§ What is required
Identify all lines below that hold "frac" and collect them.

§ Data listing
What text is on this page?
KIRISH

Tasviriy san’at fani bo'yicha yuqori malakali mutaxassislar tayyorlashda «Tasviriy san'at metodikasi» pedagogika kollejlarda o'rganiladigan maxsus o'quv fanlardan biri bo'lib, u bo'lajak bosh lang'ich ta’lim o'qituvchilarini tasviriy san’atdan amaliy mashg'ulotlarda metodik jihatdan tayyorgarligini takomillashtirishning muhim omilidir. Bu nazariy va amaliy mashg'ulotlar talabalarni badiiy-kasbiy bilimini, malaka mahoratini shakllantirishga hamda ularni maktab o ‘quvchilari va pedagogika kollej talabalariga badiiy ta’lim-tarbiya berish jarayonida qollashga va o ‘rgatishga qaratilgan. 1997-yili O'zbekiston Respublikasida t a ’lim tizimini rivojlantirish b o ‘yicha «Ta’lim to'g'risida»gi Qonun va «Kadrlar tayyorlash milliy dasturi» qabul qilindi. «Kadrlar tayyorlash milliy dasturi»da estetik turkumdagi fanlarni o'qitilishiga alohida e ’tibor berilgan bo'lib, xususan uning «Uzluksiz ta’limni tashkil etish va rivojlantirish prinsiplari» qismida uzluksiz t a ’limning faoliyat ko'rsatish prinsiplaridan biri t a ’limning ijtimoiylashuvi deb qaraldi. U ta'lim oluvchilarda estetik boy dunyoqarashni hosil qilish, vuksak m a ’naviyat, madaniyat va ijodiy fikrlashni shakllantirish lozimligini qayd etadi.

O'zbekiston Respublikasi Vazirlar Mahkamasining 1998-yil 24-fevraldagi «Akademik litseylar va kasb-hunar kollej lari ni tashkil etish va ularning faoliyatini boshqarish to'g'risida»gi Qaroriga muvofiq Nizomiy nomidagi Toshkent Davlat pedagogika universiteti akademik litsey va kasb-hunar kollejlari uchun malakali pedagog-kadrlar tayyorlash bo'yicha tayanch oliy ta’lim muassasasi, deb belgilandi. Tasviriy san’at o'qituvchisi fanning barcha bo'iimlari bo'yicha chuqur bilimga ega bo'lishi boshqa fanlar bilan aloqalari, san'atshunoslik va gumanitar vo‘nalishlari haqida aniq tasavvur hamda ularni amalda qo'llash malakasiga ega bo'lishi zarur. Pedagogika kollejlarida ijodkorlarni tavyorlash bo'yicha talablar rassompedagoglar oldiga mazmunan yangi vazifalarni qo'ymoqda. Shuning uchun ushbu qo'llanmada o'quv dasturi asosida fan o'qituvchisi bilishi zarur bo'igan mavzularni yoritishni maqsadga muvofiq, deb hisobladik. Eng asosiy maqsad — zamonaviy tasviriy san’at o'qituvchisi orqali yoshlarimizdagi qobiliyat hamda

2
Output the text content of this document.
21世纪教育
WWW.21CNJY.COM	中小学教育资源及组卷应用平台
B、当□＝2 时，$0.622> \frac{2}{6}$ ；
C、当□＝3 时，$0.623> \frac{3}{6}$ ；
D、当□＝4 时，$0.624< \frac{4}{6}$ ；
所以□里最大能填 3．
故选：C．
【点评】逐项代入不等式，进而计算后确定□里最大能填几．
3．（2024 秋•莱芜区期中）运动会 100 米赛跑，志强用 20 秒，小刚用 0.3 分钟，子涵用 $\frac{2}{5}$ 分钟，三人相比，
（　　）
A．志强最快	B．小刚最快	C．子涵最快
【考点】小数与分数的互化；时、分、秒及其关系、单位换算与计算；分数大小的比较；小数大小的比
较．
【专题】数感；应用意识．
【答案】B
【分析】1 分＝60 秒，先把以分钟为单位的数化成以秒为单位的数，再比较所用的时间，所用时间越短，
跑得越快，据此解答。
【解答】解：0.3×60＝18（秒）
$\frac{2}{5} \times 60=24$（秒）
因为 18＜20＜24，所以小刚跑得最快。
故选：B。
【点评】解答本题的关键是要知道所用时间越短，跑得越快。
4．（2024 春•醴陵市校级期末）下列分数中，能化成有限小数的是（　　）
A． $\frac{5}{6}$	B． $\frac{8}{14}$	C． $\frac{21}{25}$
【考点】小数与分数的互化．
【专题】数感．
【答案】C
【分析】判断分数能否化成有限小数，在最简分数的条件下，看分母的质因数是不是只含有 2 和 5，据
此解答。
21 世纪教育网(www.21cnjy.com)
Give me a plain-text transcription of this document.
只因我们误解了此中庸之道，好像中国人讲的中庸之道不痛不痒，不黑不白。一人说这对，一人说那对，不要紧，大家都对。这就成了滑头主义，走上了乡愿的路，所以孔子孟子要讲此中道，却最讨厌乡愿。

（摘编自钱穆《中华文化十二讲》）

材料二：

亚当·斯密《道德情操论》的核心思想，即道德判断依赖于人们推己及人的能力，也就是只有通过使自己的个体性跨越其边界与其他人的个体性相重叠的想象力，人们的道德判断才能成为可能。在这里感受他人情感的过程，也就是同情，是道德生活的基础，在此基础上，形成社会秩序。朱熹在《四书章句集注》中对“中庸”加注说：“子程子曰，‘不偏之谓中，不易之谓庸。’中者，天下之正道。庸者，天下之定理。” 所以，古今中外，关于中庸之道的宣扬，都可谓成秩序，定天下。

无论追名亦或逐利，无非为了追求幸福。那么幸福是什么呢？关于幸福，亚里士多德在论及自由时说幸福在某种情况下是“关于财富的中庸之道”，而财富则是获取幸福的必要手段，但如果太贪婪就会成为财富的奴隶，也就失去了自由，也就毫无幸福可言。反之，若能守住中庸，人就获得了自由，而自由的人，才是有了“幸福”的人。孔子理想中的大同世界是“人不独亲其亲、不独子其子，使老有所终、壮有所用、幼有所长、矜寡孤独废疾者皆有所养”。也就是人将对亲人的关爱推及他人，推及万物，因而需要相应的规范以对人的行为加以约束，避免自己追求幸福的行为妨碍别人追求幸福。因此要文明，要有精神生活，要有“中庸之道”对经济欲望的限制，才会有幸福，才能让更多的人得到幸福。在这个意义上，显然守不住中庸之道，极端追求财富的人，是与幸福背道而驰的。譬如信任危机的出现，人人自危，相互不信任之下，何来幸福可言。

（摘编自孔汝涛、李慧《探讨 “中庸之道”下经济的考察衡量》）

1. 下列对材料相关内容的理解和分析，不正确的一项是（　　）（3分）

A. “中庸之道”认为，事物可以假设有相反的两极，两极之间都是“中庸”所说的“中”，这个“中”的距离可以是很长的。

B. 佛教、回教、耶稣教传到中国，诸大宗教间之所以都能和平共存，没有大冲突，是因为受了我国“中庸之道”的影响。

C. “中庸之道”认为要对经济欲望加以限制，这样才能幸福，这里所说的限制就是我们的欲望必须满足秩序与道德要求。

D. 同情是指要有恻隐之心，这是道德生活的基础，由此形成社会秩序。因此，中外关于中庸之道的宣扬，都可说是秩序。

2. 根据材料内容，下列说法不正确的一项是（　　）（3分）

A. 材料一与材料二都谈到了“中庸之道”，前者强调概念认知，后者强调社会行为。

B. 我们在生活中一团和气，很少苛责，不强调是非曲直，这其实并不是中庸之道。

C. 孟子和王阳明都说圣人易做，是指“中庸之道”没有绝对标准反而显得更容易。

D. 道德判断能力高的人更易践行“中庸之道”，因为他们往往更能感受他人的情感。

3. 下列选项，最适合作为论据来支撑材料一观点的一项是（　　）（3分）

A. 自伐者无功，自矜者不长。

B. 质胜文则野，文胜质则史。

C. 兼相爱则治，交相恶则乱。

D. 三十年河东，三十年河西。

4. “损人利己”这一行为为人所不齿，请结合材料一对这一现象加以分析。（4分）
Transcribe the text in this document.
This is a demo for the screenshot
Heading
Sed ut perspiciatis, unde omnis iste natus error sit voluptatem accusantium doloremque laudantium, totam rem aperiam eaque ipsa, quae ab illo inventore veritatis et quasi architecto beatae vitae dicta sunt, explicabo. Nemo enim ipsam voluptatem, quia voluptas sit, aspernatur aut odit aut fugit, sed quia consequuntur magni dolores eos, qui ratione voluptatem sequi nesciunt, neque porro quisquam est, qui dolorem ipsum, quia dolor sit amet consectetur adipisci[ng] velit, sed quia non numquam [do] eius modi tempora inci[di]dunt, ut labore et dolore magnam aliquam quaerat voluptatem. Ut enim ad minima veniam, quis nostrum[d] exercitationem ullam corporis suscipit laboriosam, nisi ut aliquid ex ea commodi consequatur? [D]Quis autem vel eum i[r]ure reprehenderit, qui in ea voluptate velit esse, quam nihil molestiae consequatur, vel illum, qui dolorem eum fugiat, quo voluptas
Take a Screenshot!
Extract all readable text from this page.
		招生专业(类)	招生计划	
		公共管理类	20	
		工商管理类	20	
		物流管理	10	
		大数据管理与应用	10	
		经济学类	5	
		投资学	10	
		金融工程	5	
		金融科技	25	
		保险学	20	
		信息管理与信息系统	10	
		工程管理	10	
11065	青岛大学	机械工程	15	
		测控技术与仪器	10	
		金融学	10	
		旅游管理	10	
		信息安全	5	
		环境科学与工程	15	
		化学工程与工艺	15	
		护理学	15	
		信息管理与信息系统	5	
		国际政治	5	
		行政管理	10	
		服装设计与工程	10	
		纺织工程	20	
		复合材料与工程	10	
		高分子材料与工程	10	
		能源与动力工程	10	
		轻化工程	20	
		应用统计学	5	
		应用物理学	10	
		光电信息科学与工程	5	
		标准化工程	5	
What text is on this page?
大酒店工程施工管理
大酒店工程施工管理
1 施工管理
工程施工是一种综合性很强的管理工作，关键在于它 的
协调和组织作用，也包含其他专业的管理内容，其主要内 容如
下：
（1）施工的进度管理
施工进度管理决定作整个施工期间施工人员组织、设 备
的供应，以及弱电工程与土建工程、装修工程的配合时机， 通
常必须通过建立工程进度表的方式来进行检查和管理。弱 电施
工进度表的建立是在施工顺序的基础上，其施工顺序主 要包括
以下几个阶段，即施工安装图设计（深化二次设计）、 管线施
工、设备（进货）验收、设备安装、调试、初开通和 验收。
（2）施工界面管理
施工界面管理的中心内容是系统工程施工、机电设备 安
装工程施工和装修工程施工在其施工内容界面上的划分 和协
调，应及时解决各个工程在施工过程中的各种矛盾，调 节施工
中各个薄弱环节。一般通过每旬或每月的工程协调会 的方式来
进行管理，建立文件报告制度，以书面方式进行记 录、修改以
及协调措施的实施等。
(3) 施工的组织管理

§ Result below
B、当□＝2 时，$0.622> \frac{2}{6}$ ；
C、当□＝3 时，$0.623> \frac{3}{6}$ ；
D、当□＝4 时，$0.624< \frac{4}{6}$ ；
3．（2024 秋•莱芜区期中）运动会 100 米赛跑，志强用 20 秒，小刚用 0.3 分钟，子涵用 $\frac{2}{5}$ 分钟，三人相比，
$\frac{2}{5} \times 60=24$（秒）
A． $\frac{5}{6}$	B． $\frac{8}{14}$	C． $\frac{21}{25}$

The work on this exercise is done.